## Your task
Return the entries below in their exact form, leaving the pictures out.

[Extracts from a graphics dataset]

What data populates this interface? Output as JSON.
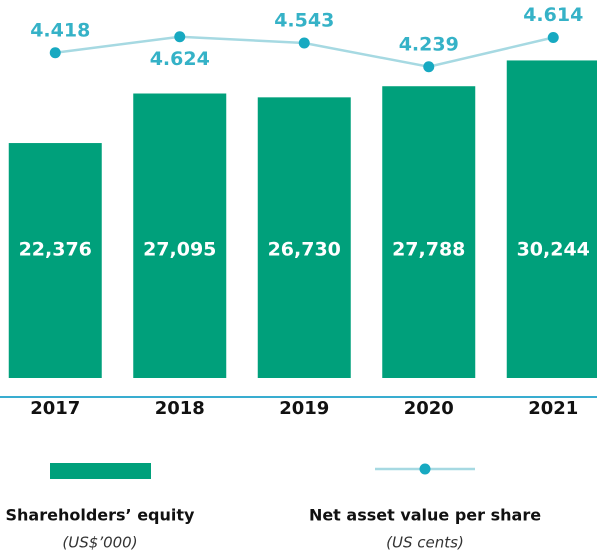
{
  "chart_data": {
    "type": "bar",
    "categories": [
      "2017",
      "2018",
      "2019",
      "2020",
      "2021"
    ],
    "series": [
      {
        "name": "Shareholders’ equity",
        "unit": "(US$’000)",
        "type": "bar",
        "color": "#00a07b",
        "values": [
          22376,
          27095,
          26730,
          27788,
          30244
        ],
        "value_labels": [
          "22,376",
          "27,095",
          "26,730",
          "27,788",
          "30,244"
        ]
      },
      {
        "name": "Net asset value per share",
        "unit": "(US cents)",
        "type": "line",
        "axis": "y2",
        "color": "#a6d9e2",
        "marker_color": "#17a9c1",
        "values": [
          4.418,
          4.624,
          4.543,
          4.239,
          4.614
        ]
      }
    ],
    "ylim": [
      0,
      34000
    ],
    "y2lim": [
      3.8,
      4.8
    ]
  }
}
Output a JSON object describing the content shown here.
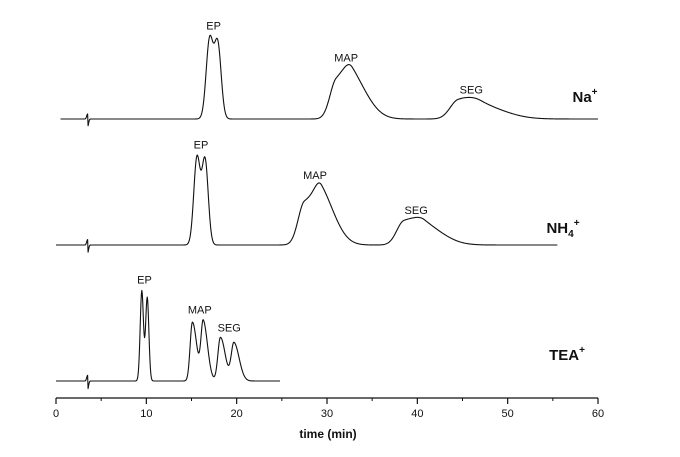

## Solution for this exercise
What data populates this interface? Output as JSON.
{
  "chart_data": {
    "type": "bar",
    "categories": [
      "2017",
      "2018",
      "2019",
      "2020",
      "2021"
    ],
    "series": [
      {
        "name": "Shareholders’ equity",
        "unit": "(US$’000)",
        "type": "bar",
        "color": "#00a07b",
        "values": [
          22376,
          27095,
          26730,
          27788,
          30244
        ],
        "value_labels": [
          "22,376",
          "27,095",
          "26,730",
          "27,788",
          "30,244"
        ]
      },
      {
        "name": "Net asset value per share",
        "unit": "(US cents)",
        "type": "line",
        "axis": "y2",
        "color": "#a6d9e2",
        "marker_color": "#17a9c1",
        "values": [
          4.418,
          4.624,
          4.543,
          4.239,
          4.614
        ]
      }
    ],
    "ylim": [
      0,
      34000
    ],
    "y2lim": [
      3.8,
      4.8
    ]
  }
}
Output a JSON object describing the content shown here.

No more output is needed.